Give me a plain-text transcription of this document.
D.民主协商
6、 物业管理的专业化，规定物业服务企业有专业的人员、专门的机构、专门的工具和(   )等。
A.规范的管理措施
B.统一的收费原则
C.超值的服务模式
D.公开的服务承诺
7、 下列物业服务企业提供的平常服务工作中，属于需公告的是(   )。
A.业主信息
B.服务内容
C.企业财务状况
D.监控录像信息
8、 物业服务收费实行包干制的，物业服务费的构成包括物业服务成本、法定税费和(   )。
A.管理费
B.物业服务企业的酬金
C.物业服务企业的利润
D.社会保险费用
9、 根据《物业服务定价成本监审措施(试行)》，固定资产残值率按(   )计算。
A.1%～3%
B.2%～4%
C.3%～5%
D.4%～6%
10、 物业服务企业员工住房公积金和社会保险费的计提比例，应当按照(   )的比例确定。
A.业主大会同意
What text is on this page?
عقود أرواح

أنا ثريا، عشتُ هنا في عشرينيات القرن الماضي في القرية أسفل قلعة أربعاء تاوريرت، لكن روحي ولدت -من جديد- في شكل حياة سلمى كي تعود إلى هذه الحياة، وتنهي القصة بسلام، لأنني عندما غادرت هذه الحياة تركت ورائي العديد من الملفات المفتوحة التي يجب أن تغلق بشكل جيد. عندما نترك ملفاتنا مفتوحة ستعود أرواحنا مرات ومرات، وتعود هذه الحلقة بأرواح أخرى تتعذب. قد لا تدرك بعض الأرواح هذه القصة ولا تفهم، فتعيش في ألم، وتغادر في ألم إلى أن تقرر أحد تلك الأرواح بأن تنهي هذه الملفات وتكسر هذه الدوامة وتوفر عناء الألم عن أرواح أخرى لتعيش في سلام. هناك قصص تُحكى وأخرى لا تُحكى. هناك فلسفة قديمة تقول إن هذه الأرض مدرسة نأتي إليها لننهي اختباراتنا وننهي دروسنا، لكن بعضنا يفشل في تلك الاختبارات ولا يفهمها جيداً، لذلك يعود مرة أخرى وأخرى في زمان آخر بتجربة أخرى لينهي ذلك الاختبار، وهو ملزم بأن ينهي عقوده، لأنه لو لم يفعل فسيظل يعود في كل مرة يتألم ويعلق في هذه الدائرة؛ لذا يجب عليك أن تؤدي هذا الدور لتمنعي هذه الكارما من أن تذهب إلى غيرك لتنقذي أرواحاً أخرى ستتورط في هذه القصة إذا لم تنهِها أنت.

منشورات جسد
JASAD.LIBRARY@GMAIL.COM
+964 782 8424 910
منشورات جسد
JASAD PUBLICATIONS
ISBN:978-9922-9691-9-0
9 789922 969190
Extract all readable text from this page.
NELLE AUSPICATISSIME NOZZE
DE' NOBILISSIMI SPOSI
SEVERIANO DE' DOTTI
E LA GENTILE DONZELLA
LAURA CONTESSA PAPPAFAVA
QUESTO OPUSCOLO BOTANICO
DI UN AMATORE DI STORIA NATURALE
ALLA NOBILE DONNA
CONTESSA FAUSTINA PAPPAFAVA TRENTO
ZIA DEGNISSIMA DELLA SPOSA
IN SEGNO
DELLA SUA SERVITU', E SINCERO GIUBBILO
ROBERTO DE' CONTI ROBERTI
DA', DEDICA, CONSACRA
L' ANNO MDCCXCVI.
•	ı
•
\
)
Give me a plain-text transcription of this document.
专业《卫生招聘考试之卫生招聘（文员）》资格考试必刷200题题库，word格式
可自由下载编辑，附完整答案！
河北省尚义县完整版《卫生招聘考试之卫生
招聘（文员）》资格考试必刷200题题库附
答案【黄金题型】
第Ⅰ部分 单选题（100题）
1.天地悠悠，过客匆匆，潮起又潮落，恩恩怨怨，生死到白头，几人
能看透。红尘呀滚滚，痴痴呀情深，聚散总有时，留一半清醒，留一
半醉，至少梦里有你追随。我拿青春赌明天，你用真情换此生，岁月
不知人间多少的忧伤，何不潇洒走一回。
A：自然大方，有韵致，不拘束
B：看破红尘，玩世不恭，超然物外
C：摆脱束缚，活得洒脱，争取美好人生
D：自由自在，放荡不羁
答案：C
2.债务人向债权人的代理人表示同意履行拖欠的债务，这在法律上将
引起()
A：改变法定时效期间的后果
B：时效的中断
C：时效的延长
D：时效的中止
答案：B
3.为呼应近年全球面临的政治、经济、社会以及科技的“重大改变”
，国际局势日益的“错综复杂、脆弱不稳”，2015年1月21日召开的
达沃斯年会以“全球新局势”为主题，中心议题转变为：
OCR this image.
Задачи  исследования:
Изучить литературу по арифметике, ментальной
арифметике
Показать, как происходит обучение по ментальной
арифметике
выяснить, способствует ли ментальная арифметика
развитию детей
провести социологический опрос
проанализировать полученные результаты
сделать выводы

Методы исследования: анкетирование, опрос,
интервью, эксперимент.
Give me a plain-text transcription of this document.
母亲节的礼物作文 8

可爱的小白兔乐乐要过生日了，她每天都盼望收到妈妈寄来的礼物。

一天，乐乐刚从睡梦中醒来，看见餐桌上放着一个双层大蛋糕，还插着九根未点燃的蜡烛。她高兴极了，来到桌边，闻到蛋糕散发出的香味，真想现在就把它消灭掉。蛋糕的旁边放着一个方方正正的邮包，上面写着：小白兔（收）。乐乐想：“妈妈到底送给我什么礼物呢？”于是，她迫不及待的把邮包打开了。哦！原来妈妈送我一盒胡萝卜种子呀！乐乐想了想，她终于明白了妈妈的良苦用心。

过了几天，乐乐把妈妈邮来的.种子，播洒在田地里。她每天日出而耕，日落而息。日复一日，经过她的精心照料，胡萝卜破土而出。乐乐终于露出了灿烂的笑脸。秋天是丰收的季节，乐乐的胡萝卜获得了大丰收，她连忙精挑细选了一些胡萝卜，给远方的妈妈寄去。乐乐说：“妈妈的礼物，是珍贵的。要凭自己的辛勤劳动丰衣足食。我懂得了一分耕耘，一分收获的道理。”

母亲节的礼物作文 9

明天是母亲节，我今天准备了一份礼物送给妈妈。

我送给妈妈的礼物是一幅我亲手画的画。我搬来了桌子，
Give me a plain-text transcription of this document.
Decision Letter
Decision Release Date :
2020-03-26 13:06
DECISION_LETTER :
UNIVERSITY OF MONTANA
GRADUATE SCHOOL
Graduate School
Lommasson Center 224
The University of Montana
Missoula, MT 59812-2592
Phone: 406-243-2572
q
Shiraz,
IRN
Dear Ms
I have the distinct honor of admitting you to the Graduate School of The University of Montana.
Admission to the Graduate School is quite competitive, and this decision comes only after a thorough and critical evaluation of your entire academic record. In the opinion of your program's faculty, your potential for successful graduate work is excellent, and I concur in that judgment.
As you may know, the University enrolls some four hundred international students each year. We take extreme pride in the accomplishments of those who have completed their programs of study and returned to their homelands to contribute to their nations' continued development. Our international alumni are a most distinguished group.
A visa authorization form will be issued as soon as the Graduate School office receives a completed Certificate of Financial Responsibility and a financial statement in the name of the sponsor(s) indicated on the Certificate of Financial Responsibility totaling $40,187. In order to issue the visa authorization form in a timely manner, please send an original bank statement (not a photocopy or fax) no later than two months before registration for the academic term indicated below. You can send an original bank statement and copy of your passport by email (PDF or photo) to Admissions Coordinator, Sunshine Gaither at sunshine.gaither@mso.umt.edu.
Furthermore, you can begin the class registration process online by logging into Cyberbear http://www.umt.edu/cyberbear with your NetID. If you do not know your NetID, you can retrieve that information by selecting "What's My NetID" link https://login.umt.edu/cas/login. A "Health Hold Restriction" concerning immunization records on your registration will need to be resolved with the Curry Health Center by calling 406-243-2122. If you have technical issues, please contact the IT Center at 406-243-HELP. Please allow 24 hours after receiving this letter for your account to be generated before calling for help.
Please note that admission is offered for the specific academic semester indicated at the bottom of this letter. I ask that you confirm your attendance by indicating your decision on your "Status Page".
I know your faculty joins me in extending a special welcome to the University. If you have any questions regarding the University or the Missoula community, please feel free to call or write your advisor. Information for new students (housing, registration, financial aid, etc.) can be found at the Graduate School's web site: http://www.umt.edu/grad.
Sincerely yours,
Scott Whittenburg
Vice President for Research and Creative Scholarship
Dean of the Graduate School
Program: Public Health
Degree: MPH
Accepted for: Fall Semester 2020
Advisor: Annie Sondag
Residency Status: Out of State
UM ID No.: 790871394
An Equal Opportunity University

○ ○ ○

» Brief: Each line that holds the word "DELLA" should be extracted from the records.

» Solution for this exercise:
ZIA DEGNISSIMA DELLA SPOSA
DELLA SUA SERVITU', E SINCERO GIUBBILO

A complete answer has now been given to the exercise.